**Task inputs:**
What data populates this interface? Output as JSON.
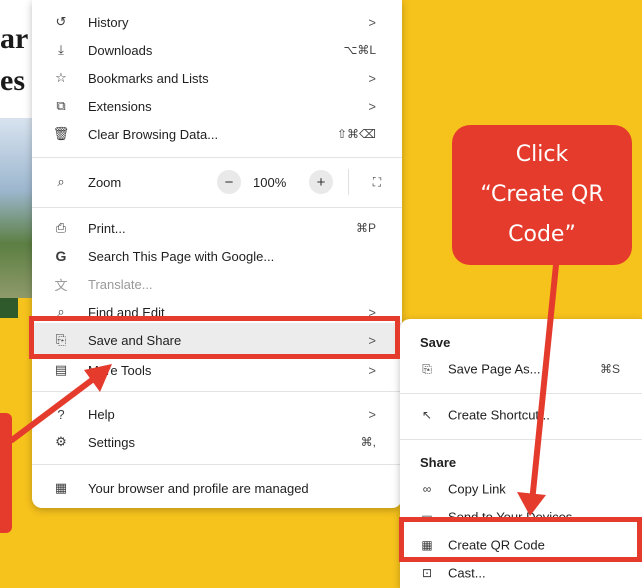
{
  "background_page": {
    "headline_fragments": [
      "ar",
      "es"
    ]
  },
  "menu": {
    "items": [
      {
        "icon": "history-icon",
        "label": "History",
        "trailing": ">"
      },
      {
        "icon": "download-icon",
        "label": "Downloads",
        "trailing": "⌥⌘L"
      },
      {
        "icon": "star-icon",
        "label": "Bookmarks and Lists",
        "trailing": ">"
      },
      {
        "icon": "puzzle-icon",
        "label": "Extensions",
        "trailing": ">"
      },
      {
        "icon": "trash-icon",
        "label": "Clear Browsing Data...",
        "trailing": "⇧⌘⌫"
      }
    ],
    "zoom": {
      "label": "Zoom",
      "minus": "−",
      "value": "100%",
      "plus": "+",
      "fullscreen": "⛶"
    },
    "items2": [
      {
        "icon": "print-icon",
        "label": "Print...",
        "trailing": "⌘P"
      },
      {
        "icon": "google-icon",
        "label": "Search This Page with Google...",
        "trailing": ""
      },
      {
        "icon": "translate-icon",
        "label": "Translate...",
        "trailing": ""
      },
      {
        "icon": "find-icon",
        "label": "Find and Edit",
        "trailing": ">"
      },
      {
        "icon": "save-share-icon",
        "label": "Save and Share",
        "trailing": ">"
      },
      {
        "icon": "more-tools-icon",
        "label": "More Tools",
        "trailing": ">"
      }
    ],
    "items3": [
      {
        "icon": "help-icon",
        "label": "Help",
        "trailing": ">"
      },
      {
        "icon": "settings-icon",
        "label": "Settings",
        "trailing": "⌘,"
      }
    ],
    "managed": {
      "icon": "managed-icon",
      "label": "Your browser and profile are managed"
    }
  },
  "submenu": {
    "save_heading": "Save",
    "save_page": {
      "label": "Save Page As...",
      "shortcut": "⌘S"
    },
    "create_shortcut": {
      "label": "Create Shortcut..."
    },
    "share_heading": "Share",
    "copy_link": {
      "label": "Copy Link"
    },
    "send_devices": {
      "label": "Send to Your Devices"
    },
    "create_qr": {
      "label": "Create QR Code"
    },
    "cast": {
      "label": "Cast..."
    }
  },
  "annotation": {
    "callout_lines": [
      "Click",
      "“Create QR",
      "Code”"
    ],
    "accent_color": "#e53b2d"
  }
}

**Problem:**
Reproduce the records above exactly, leaving out every picture they contain.

**Complete response:**
What data populates this interface? Output as JSON.
{
  "background_page": {
    "headline_fragments": [
      "ar",
      "es"
    ]
  },
  "menu": {
    "items": [
      {
        "icon": "history-icon",
        "label": "History",
        "trailing": ">"
      },
      {
        "icon": "download-icon",
        "label": "Downloads",
        "trailing": "⌥⌘L"
      },
      {
        "icon": "star-icon",
        "label": "Bookmarks and Lists",
        "trailing": ">"
      },
      {
        "icon": "puzzle-icon",
        "label": "Extensions",
        "trailing": ">"
      },
      {
        "icon": "trash-icon",
        "label": "Clear Browsing Data...",
        "trailing": "⇧⌘⌫"
      }
    ],
    "zoom": {
      "label": "Zoom",
      "minus": "−",
      "value": "100%",
      "plus": "+",
      "fullscreen": "⛶"
    },
    "items2": [
      {
        "icon": "print-icon",
        "label": "Print...",
        "trailing": "⌘P"
      },
      {
        "icon": "google-icon",
        "label": "Search This Page with Google...",
        "trailing": ""
      },
      {
        "icon": "translate-icon",
        "label": "Translate...",
        "trailing": ""
      },
      {
        "icon": "find-icon",
        "label": "Find and Edit",
        "trailing": ">"
      },
      {
        "icon": "save-share-icon",
        "label": "Save and Share",
        "trailing": ">"
      },
      {
        "icon": "more-tools-icon",
        "label": "More Tools",
        "trailing": ">"
      }
    ],
    "items3": [
      {
        "icon": "help-icon",
        "label": "Help",
        "trailing": ">"
      },
      {
        "icon": "settings-icon",
        "label": "Settings",
        "trailing": "⌘,"
      }
    ],
    "managed": {
      "icon": "managed-icon",
      "label": "Your browser and profile are managed"
    }
  },
  "submenu": {
    "save_heading": "Save",
    "save_page": {
      "label": "Save Page As...",
      "shortcut": "⌘S"
    },
    "create_shortcut": {
      "label": "Create Shortcut..."
    },
    "share_heading": "Share",
    "copy_link": {
      "label": "Copy Link"
    },
    "send_devices": {
      "label": "Send to Your Devices"
    },
    "create_qr": {
      "label": "Create QR Code"
    },
    "cast": {
      "label": "Cast..."
    }
  },
  "annotation": {
    "callout_lines": [
      "Click",
      "“Create QR",
      "Code”"
    ],
    "accent_color": "#e53b2d"
  }
}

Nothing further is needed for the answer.